start MATERIALS PROVIDED

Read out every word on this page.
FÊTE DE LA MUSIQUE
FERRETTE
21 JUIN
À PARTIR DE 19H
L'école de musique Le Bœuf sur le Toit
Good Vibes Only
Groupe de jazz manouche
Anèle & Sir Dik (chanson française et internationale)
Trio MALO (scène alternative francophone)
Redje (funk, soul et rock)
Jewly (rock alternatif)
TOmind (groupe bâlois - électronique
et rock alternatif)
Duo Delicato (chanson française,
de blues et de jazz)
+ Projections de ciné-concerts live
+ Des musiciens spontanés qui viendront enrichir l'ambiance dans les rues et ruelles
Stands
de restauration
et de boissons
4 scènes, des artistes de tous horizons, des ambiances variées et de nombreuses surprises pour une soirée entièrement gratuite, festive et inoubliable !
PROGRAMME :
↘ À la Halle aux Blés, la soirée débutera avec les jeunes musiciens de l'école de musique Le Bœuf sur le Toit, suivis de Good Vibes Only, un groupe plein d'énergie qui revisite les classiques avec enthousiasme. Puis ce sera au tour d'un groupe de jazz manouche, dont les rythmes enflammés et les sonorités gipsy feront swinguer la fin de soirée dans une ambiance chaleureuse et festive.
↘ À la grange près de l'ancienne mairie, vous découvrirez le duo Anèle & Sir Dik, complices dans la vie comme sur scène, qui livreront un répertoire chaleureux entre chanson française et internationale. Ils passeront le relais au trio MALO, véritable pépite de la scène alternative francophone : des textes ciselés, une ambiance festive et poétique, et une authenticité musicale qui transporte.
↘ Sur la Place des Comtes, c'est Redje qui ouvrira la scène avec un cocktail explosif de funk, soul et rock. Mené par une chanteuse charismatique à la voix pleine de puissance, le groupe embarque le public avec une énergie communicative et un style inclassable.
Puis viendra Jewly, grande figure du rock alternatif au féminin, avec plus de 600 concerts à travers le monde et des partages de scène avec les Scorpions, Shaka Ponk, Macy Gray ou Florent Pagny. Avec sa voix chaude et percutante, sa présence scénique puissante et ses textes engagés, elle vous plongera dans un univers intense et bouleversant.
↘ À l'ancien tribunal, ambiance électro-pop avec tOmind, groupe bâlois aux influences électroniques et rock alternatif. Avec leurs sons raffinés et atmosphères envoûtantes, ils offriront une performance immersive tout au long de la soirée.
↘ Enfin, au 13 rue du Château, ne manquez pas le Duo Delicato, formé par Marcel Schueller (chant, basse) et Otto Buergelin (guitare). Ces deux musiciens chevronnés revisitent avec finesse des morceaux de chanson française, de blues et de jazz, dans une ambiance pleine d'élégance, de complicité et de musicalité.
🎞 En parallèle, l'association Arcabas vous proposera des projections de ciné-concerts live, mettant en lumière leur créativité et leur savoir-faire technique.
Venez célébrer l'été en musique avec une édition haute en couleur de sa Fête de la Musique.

end MATERIALS PROVIDED

* **TASK STATEMENT**
Copy each line above where the string "bâlois" occurs.

* **RESPONSE FOR THIS EXERCISE**
TOmind (groupe bâlois - électronique
↘ À l'ancien tribunal, ambiance électro-pop avec tOmind, groupe bâlois aux influences électroniques et rock alternatif. Avec leurs sons raffinés et atmosphères envoûtantes, ils offriront une performance immersive tout au long de la soirée.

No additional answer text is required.